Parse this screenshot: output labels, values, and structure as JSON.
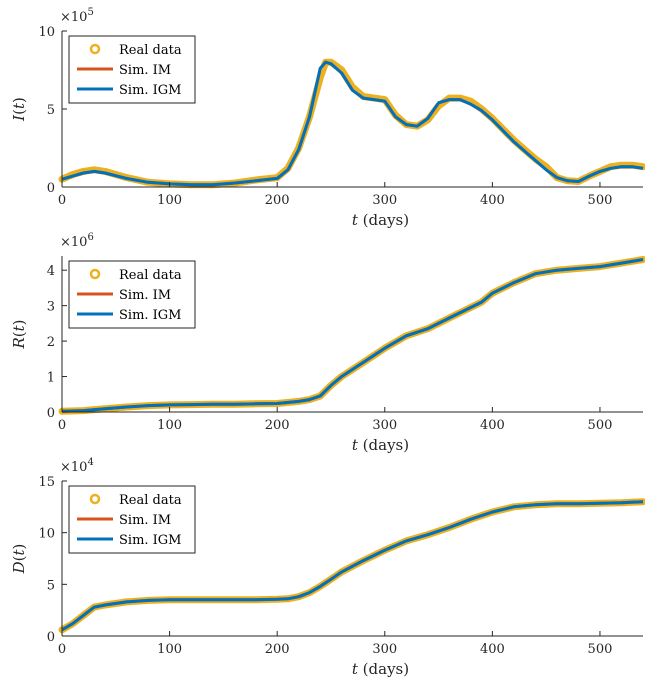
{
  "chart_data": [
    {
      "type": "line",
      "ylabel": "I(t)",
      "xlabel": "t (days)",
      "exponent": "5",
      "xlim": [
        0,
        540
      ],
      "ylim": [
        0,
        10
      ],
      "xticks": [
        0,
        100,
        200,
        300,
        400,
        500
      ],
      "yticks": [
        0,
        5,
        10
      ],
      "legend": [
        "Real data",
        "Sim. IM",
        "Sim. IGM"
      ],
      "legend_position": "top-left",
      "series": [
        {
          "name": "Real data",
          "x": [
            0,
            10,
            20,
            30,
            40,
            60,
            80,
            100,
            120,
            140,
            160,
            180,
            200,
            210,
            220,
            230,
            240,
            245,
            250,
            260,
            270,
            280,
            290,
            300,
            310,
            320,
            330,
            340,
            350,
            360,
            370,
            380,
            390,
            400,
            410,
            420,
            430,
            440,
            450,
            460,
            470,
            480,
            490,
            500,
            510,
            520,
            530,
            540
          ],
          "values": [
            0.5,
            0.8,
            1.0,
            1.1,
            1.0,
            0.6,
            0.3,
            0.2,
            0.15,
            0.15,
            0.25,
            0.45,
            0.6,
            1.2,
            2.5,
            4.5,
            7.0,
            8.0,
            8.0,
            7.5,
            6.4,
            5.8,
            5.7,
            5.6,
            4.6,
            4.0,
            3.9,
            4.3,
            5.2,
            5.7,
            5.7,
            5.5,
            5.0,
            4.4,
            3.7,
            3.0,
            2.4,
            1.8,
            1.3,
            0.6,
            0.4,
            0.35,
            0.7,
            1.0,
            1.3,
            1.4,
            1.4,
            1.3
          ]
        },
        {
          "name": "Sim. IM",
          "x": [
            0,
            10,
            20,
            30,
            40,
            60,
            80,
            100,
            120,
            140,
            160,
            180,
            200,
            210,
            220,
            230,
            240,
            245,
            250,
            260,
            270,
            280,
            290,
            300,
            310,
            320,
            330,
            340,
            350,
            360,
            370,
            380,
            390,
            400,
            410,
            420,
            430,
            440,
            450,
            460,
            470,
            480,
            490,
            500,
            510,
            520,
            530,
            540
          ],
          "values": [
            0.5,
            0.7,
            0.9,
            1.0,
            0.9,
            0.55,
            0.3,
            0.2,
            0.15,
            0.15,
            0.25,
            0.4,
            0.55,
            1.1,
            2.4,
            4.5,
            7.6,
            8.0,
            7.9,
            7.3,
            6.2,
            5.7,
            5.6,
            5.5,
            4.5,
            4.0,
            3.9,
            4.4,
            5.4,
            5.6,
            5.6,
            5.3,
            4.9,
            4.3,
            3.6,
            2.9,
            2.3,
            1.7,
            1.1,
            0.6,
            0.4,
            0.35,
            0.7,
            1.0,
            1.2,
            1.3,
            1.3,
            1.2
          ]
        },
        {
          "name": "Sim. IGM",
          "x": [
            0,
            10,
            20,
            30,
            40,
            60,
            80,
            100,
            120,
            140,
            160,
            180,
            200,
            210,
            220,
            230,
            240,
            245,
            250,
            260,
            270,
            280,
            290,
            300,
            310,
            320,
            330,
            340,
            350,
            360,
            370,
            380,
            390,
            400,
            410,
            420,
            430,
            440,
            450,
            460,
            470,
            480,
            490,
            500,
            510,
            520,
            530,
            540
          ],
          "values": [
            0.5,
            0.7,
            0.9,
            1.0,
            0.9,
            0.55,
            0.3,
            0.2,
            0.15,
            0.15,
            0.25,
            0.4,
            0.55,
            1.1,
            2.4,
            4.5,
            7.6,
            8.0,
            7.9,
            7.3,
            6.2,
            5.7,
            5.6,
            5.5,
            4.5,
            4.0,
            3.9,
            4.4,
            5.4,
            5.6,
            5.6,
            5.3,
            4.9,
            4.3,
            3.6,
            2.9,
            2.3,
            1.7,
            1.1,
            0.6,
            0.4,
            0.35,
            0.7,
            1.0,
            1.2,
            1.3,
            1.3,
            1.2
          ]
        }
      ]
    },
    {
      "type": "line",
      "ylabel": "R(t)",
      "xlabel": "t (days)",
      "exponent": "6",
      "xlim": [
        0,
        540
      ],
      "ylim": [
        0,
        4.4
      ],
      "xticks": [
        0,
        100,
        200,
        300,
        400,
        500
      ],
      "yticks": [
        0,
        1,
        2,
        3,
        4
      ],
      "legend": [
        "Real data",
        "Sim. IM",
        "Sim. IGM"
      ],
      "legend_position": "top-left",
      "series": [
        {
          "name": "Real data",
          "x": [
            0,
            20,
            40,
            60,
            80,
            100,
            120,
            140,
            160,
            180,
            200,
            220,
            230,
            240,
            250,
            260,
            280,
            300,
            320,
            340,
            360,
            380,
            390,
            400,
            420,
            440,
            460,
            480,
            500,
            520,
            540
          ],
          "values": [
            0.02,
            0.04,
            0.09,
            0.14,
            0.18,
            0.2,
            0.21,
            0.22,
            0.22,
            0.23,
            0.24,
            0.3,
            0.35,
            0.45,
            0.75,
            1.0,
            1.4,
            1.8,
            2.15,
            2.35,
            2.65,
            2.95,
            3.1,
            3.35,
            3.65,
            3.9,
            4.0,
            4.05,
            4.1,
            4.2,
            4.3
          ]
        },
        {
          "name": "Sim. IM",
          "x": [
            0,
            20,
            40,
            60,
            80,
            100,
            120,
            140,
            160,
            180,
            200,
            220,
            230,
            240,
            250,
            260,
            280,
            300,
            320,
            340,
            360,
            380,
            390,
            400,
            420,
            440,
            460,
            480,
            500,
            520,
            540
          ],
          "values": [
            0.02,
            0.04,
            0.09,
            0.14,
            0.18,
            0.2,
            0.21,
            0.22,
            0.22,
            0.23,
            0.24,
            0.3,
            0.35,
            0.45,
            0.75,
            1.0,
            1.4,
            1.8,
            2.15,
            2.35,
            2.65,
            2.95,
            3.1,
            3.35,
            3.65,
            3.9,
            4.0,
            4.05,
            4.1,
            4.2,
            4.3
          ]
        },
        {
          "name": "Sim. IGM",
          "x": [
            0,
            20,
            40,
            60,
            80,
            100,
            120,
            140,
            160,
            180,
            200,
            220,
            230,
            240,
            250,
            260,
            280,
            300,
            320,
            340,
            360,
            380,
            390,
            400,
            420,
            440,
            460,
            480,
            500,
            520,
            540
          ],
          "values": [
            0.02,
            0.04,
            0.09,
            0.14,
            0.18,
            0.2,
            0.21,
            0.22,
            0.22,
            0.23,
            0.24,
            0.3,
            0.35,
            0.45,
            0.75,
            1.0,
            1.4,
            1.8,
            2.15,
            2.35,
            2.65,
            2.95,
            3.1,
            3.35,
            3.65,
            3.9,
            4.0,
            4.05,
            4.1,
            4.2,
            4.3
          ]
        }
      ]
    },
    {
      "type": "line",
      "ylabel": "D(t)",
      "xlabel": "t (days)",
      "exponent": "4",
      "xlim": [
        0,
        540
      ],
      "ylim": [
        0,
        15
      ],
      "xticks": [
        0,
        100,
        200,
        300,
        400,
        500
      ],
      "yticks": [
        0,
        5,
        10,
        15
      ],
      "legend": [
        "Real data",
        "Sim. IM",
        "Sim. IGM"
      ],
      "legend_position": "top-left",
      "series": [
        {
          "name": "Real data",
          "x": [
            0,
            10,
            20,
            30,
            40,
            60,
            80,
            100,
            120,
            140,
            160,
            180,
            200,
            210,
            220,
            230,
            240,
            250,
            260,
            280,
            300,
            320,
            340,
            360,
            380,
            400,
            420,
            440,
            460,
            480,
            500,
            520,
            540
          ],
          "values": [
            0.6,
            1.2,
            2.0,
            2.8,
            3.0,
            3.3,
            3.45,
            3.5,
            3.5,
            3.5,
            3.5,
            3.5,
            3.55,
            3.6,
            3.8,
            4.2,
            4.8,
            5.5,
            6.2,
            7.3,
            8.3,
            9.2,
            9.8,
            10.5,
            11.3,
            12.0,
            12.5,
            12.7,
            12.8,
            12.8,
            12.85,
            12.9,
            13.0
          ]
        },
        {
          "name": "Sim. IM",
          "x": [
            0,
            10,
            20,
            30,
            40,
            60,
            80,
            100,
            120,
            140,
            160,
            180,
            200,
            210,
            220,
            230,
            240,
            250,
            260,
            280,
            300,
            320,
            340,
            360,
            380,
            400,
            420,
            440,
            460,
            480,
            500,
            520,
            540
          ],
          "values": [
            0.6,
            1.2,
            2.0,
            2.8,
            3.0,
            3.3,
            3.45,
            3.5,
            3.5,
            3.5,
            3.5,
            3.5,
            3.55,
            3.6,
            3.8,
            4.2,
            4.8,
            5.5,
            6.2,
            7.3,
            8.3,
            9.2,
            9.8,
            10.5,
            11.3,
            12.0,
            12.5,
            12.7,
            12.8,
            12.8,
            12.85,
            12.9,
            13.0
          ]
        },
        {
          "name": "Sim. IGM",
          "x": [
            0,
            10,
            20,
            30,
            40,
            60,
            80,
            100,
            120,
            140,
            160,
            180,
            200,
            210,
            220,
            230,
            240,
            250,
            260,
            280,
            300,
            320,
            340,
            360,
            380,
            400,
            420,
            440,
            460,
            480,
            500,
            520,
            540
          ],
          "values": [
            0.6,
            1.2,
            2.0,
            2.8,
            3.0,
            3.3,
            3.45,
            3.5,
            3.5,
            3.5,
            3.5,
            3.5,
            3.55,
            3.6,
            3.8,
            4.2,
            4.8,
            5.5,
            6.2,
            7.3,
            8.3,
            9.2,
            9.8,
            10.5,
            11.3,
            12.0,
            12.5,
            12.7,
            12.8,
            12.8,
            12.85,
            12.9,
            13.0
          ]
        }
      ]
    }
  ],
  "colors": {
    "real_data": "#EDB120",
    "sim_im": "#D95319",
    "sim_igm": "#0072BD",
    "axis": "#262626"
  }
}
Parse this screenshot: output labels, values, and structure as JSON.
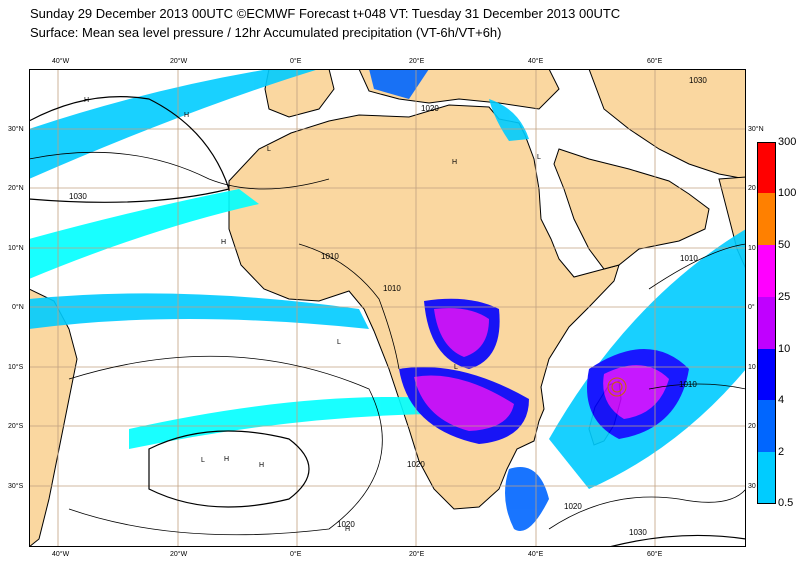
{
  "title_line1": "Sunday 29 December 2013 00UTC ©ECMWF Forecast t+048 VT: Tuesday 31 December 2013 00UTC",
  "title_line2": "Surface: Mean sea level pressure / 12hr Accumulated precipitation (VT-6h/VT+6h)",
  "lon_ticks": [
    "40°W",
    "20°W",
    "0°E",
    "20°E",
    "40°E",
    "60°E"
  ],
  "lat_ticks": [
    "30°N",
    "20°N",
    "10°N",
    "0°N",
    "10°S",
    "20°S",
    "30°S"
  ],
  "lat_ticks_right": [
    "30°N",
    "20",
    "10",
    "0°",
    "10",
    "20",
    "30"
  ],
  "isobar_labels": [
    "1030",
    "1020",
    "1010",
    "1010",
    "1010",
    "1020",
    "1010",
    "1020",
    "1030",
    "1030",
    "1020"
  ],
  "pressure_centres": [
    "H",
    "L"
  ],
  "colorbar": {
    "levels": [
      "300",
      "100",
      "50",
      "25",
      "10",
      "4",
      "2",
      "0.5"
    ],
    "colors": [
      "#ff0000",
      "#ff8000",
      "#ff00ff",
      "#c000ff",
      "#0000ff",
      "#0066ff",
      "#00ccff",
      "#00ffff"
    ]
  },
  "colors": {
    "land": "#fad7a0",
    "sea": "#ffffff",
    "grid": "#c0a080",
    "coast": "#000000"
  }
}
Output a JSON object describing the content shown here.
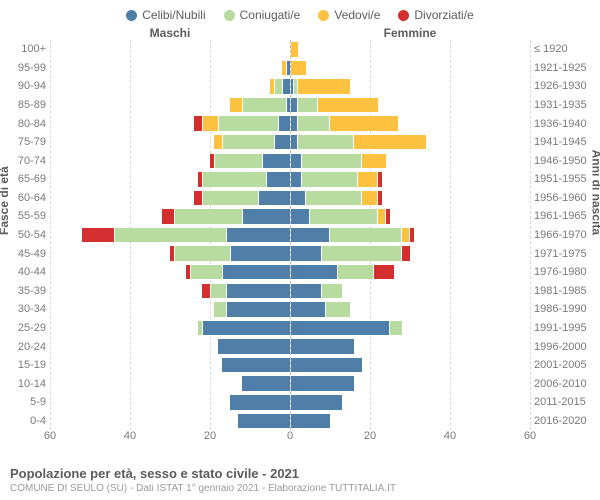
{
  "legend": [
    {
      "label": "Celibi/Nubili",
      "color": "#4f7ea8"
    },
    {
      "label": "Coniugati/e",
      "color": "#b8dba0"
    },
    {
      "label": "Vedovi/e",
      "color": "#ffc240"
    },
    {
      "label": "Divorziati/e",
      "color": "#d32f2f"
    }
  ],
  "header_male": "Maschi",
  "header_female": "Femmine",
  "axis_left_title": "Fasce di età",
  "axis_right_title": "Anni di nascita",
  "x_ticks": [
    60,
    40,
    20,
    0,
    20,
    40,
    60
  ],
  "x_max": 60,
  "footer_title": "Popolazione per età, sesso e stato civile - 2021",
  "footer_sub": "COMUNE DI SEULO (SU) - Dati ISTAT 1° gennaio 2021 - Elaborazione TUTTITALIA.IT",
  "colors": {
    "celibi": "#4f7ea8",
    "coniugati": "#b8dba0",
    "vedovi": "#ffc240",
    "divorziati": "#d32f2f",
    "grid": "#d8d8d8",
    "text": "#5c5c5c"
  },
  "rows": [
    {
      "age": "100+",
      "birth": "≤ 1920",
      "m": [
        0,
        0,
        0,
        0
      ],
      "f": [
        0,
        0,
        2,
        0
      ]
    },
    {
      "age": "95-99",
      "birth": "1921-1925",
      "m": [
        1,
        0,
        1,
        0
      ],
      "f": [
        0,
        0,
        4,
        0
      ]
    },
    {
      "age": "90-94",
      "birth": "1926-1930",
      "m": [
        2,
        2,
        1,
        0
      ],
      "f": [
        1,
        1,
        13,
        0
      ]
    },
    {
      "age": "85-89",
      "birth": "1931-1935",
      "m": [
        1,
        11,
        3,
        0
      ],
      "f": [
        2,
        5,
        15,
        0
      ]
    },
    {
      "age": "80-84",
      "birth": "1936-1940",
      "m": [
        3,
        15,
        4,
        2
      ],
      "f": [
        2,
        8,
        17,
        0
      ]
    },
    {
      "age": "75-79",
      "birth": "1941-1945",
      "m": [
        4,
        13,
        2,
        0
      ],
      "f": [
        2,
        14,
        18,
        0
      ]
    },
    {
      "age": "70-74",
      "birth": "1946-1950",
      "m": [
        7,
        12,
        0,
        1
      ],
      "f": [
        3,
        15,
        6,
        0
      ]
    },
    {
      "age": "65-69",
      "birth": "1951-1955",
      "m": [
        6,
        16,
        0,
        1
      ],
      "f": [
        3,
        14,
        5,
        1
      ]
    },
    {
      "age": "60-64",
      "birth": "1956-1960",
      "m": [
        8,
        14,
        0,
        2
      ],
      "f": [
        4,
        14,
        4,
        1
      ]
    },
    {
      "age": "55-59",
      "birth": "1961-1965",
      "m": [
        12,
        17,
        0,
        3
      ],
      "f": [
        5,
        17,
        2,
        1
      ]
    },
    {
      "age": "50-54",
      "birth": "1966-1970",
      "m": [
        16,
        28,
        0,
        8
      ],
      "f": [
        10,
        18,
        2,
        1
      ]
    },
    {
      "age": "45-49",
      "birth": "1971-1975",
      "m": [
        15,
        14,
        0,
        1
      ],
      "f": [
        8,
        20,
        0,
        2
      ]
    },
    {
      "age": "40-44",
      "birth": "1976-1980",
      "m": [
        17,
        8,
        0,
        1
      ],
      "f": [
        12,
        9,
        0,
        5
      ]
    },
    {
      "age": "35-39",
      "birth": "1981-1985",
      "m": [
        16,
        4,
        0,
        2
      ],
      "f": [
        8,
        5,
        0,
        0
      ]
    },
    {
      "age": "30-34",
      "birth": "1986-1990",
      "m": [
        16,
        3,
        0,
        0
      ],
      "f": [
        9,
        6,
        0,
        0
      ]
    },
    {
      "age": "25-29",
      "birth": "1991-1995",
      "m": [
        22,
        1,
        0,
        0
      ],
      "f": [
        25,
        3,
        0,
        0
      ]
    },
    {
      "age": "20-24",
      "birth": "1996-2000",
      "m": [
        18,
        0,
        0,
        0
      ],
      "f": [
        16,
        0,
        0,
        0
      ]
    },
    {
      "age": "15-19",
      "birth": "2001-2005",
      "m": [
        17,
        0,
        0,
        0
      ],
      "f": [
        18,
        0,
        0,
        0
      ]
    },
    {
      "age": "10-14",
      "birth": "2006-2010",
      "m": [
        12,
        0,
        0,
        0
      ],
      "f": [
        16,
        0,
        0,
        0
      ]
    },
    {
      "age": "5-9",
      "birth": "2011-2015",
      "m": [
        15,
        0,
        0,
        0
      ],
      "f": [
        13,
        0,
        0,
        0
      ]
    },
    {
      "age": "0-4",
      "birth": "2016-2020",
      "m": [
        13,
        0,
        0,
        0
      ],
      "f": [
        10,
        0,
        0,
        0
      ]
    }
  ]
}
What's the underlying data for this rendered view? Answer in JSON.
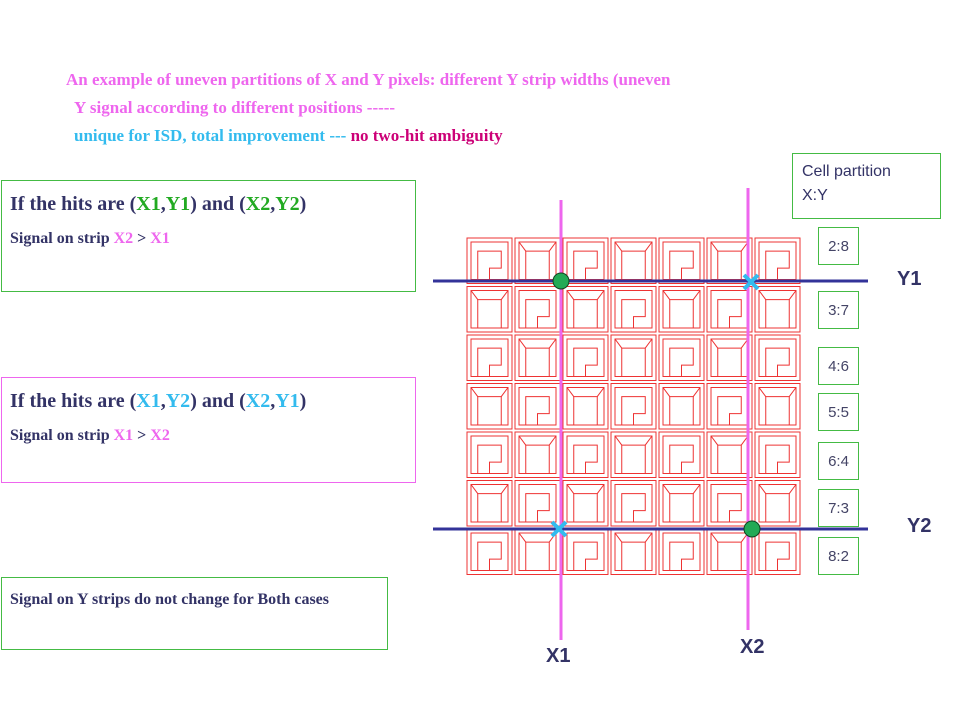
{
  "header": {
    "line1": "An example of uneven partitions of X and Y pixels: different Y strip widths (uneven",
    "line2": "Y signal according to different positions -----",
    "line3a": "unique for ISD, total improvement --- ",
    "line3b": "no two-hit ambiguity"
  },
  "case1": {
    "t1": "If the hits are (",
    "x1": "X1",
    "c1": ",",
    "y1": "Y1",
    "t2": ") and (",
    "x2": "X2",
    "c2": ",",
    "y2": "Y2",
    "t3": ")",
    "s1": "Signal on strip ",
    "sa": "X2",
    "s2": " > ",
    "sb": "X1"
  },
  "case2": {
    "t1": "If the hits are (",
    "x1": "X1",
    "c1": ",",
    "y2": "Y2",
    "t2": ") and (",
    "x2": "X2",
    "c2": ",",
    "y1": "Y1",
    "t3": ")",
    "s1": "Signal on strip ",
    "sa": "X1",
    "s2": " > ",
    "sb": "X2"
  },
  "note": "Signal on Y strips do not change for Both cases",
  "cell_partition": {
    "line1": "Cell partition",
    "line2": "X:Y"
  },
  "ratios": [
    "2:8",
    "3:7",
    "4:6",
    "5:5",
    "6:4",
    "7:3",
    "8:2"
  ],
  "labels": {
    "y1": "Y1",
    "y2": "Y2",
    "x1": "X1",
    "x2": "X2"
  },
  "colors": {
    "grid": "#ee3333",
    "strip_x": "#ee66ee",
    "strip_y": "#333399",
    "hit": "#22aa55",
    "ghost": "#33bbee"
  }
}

__________

Repeat only the lines from the one with "What's the underlying" through the end of the data, both included and exactly as written. Pictures stay out of the copy.

» **Answer to this problem**:
What's the underlying data for this rendered view? Answer in JSON.
{
  "header": {
    "line1": "An example of uneven partitions of X and Y pixels: different Y strip widths (uneven",
    "line2": "Y signal according to different positions -----",
    "line3a": "unique for ISD, total improvement --- ",
    "line3b": "no two-hit ambiguity"
  },
  "case1": {
    "t1": "If the hits are (",
    "x1": "X1",
    "c1": ",",
    "y1": "Y1",
    "t2": ") and (",
    "x2": "X2",
    "c2": ",",
    "y2": "Y2",
    "t3": ")",
    "s1": "Signal on strip ",
    "sa": "X2",
    "s2": " > ",
    "sb": "X1"
  },
  "case2": {
    "t1": "If the hits are (",
    "x1": "X1",
    "c1": ",",
    "y2": "Y2",
    "t2": ") and (",
    "x2": "X2",
    "c2": ",",
    "y1": "Y1",
    "t3": ")",
    "s1": "Signal on strip ",
    "sa": "X1",
    "s2": " > ",
    "sb": "X2"
  },
  "note": "Signal on Y strips do not change for Both cases",
  "cell_partition": {
    "line1": "Cell partition",
    "line2": "X:Y"
  },
  "ratios": [
    "2:8",
    "3:7",
    "4:6",
    "5:5",
    "6:4",
    "7:3",
    "8:2"
  ],
  "labels": {
    "y1": "Y1",
    "y2": "Y2",
    "x1": "X1",
    "x2": "X2"
  },
  "colors": {
    "grid": "#ee3333",
    "strip_x": "#ee66ee",
    "strip_y": "#333399",
    "hit": "#22aa55",
    "ghost": "#33bbee"
  }
}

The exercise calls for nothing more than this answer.